## SET PROBLEM
Select the lines below containing the word "xlabel".

## DATA RECORDS
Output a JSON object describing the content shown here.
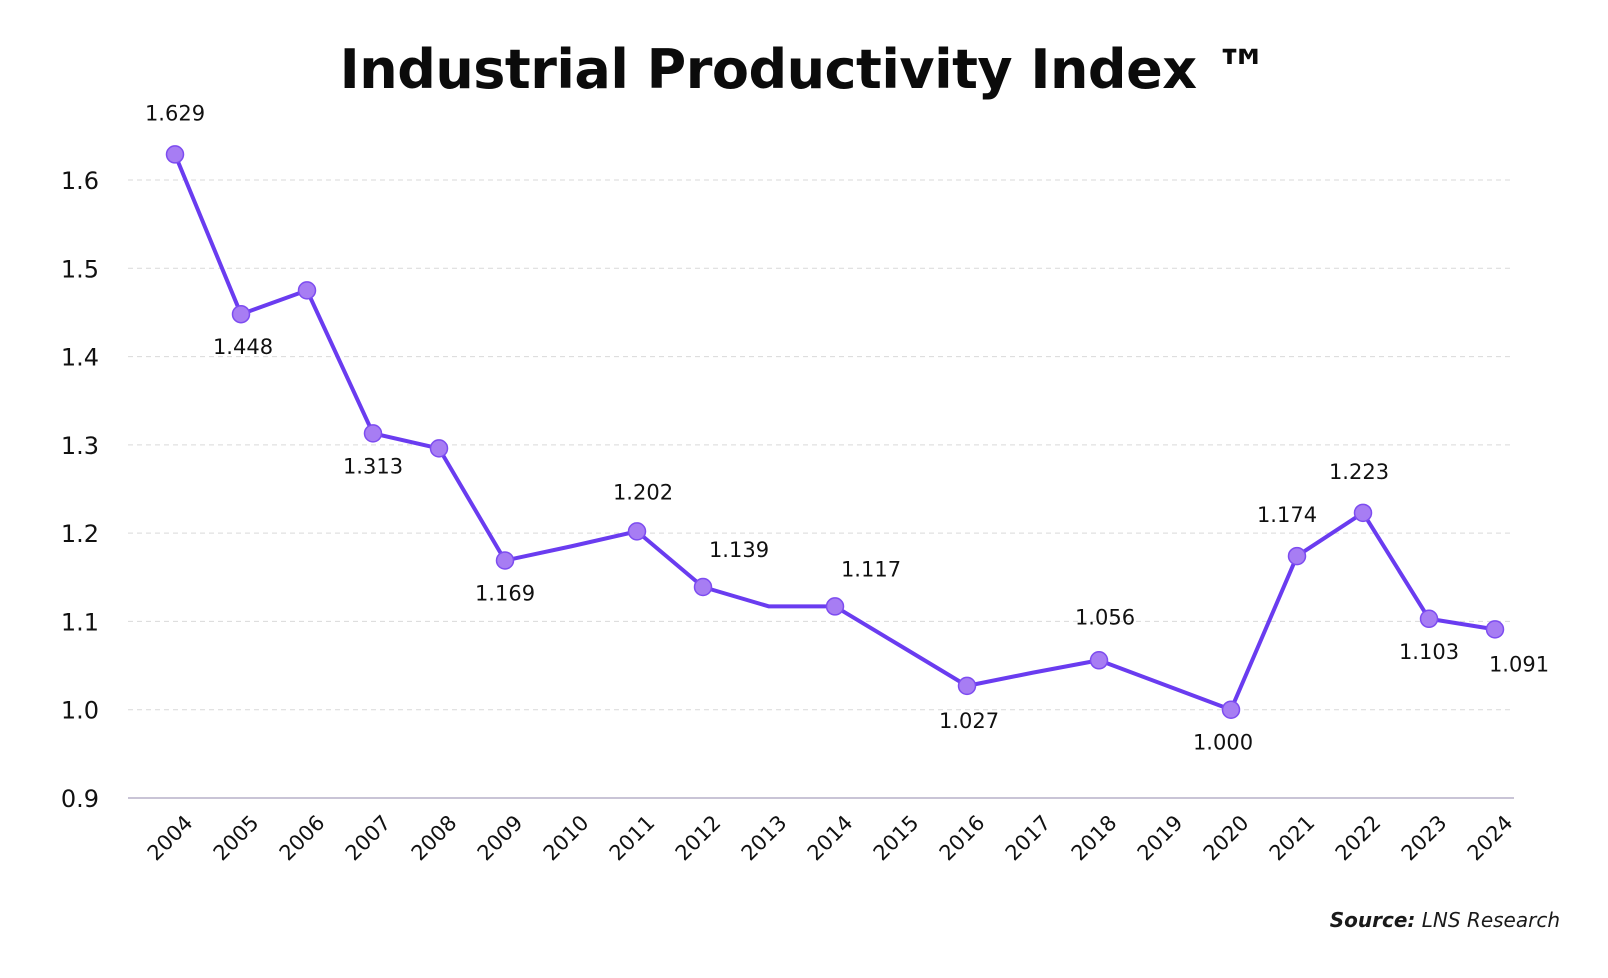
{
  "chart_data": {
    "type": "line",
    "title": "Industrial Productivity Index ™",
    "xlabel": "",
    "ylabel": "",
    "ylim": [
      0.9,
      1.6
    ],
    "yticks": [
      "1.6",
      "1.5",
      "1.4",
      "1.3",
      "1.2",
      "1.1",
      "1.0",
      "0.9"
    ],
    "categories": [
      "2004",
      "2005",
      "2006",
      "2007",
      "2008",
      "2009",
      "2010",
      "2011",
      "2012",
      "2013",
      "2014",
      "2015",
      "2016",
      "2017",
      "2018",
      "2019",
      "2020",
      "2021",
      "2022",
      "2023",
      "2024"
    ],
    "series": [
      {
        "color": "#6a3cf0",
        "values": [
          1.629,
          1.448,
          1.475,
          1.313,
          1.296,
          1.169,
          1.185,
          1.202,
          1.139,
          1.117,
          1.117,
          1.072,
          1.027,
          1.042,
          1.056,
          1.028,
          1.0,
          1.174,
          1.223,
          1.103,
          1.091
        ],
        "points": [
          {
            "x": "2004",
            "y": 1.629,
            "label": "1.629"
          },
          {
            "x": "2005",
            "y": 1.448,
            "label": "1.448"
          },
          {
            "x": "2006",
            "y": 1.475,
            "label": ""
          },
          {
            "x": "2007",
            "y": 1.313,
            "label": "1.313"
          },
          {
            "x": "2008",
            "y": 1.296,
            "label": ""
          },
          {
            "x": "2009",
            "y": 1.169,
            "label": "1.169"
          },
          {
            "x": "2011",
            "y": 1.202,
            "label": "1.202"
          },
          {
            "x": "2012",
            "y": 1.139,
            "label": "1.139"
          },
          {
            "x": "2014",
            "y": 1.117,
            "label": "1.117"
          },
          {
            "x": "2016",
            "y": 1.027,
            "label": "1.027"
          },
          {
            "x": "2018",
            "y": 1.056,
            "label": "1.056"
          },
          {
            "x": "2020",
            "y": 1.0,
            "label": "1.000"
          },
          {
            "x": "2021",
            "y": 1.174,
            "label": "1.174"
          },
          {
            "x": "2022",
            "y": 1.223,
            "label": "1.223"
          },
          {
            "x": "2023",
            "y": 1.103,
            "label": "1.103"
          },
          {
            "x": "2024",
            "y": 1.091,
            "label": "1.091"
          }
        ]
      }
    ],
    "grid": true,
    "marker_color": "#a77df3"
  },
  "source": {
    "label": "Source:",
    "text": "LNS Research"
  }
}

==

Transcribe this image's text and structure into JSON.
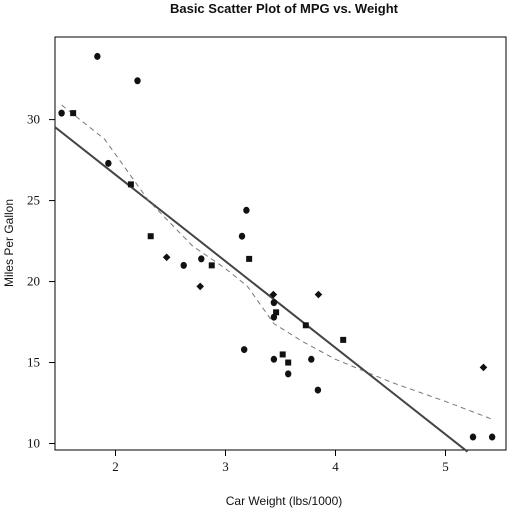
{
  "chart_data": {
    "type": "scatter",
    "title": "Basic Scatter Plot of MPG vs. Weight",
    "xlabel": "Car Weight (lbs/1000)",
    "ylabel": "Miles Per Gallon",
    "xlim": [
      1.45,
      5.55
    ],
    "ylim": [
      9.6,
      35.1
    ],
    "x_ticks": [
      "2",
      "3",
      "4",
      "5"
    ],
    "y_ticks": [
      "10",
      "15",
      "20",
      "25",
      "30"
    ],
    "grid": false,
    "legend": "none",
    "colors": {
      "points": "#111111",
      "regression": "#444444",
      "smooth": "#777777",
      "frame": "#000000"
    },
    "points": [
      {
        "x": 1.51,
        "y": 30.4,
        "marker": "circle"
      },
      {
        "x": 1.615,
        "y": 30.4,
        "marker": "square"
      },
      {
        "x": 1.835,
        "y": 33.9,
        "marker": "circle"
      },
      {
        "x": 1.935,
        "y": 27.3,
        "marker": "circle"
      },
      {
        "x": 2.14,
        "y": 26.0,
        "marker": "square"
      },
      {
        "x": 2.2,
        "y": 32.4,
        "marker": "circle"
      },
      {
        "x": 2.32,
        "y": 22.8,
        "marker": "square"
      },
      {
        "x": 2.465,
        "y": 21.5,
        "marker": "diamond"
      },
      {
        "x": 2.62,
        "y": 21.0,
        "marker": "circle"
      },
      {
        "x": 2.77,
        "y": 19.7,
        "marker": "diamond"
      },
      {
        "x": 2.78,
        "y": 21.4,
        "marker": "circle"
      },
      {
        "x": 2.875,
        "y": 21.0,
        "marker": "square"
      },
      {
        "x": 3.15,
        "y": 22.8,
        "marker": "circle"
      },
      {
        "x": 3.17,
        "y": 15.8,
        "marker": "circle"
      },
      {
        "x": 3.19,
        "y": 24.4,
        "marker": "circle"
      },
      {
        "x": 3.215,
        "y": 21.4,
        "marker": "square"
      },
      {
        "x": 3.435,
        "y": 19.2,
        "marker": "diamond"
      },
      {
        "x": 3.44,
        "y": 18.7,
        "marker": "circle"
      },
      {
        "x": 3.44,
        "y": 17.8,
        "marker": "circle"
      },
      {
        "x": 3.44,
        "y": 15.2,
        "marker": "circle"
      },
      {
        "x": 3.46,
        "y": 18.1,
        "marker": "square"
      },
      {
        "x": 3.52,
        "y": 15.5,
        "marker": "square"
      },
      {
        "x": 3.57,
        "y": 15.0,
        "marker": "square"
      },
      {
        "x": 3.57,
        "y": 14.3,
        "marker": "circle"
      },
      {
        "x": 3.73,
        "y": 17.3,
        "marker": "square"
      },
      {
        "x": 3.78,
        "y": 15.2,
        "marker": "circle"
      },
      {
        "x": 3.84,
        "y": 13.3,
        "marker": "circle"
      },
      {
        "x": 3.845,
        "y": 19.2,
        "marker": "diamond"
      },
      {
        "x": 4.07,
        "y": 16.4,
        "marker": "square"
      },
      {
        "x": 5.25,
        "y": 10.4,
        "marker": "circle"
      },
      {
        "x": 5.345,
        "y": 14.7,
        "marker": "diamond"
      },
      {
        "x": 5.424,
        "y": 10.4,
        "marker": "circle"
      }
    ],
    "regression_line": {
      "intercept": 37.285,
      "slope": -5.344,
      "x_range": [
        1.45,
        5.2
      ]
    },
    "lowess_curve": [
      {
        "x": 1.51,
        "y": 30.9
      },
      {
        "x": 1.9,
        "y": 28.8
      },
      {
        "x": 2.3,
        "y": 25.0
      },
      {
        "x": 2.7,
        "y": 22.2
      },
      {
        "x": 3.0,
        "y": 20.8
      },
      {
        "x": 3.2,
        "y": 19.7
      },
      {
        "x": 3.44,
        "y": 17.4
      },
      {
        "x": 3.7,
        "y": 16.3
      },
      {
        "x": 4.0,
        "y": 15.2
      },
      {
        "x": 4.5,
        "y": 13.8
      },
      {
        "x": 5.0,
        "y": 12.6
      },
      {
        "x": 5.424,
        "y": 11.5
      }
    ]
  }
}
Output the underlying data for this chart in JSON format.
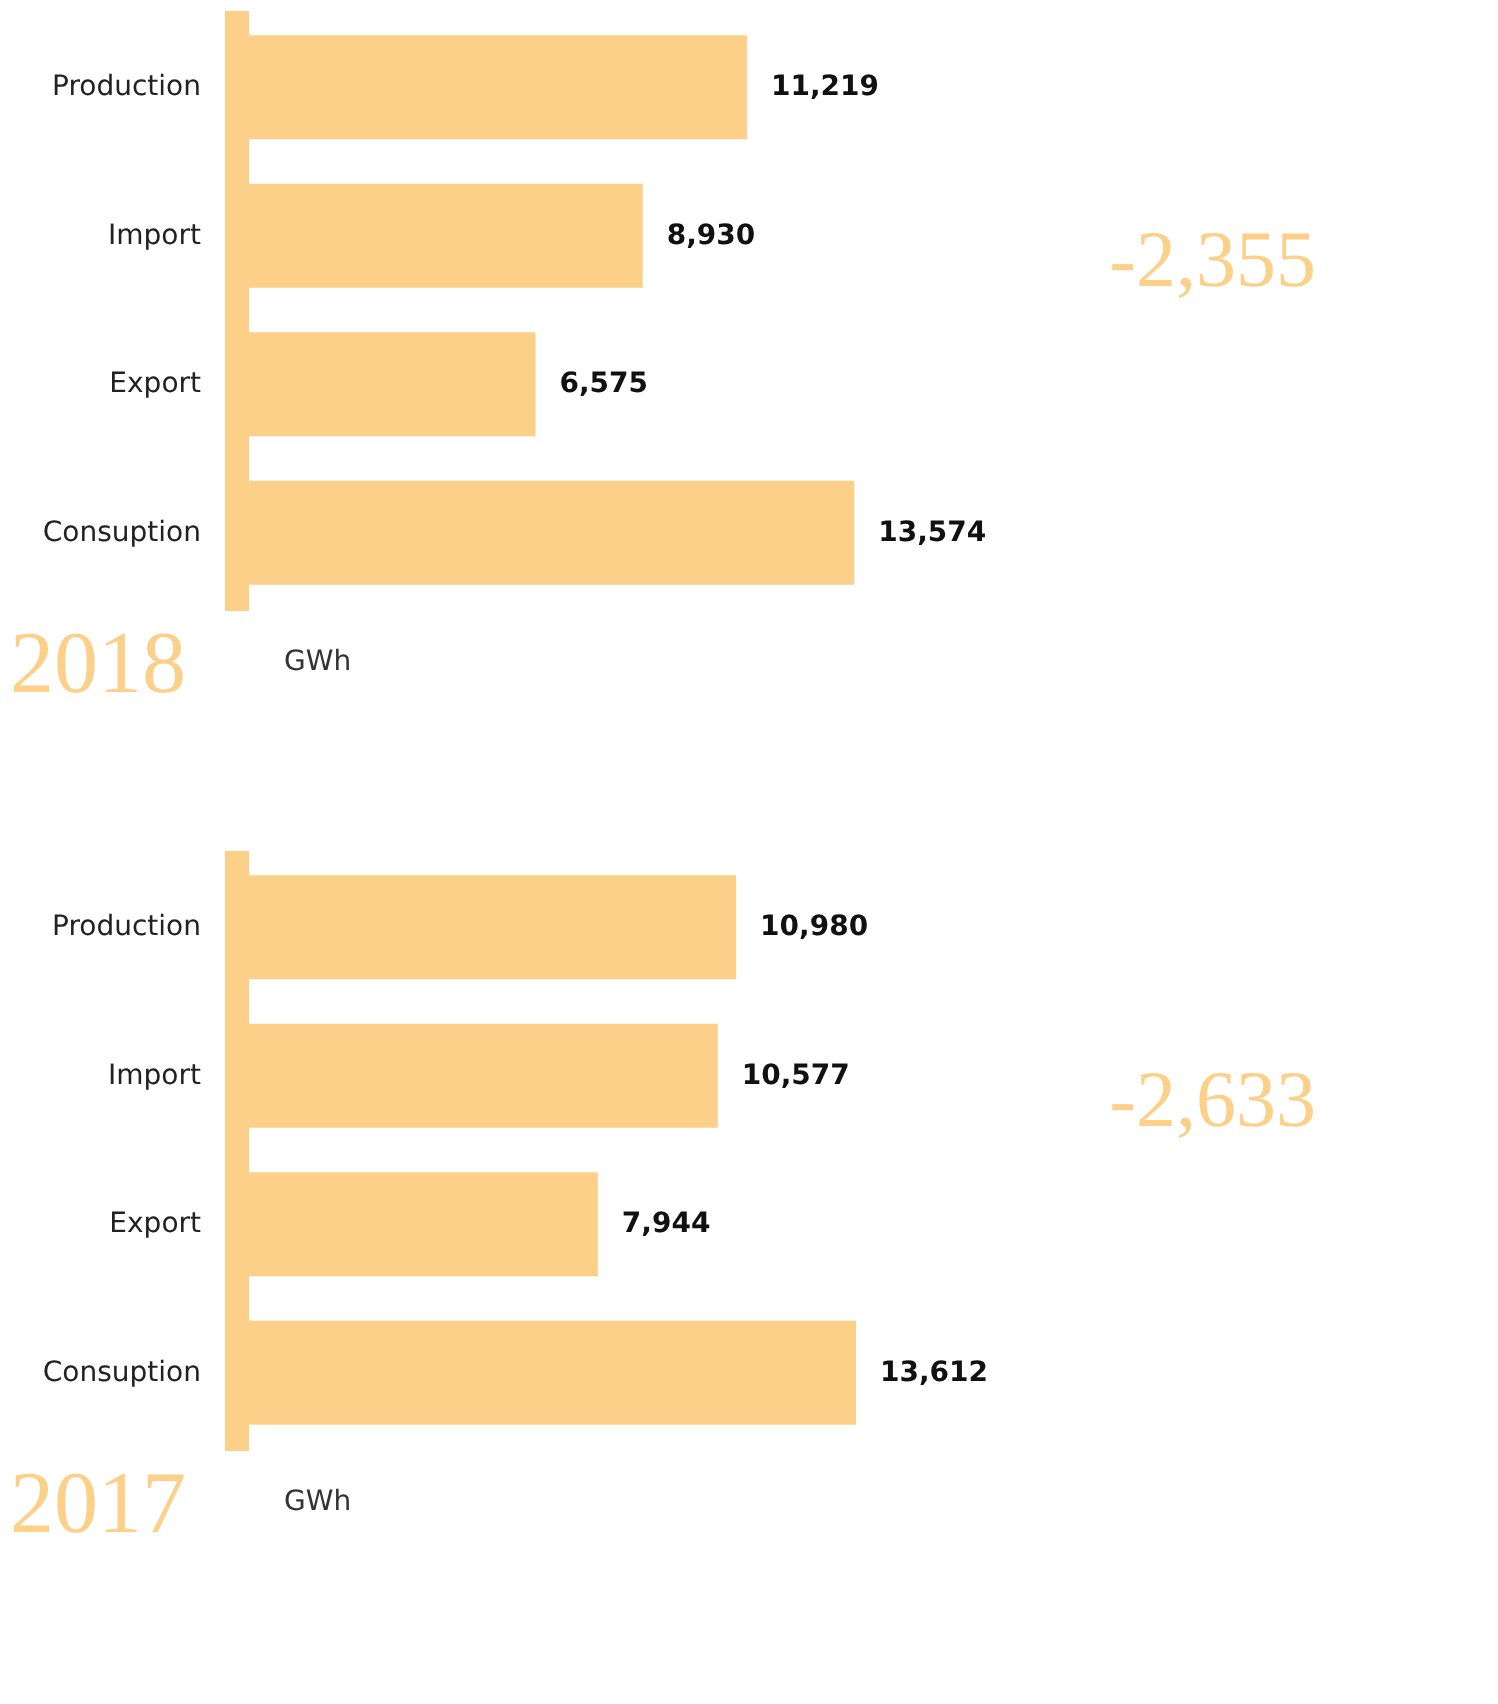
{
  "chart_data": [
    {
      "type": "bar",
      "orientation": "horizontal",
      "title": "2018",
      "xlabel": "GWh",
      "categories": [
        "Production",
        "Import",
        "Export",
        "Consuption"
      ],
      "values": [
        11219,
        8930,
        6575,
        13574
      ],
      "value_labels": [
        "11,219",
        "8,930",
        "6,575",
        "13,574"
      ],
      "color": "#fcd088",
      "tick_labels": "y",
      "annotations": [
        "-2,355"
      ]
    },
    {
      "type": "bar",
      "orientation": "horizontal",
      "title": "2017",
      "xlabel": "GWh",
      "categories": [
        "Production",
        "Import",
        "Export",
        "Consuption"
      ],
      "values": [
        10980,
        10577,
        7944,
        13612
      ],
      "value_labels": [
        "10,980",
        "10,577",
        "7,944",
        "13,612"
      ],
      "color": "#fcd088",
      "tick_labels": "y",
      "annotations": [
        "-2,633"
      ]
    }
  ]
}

## RIGHT ANSWER
    "xlabel": "",
    "xlabel": "Car Weight (lbs/1000)",
      "xlabel": "GWh",
      "xlabel": "GWh",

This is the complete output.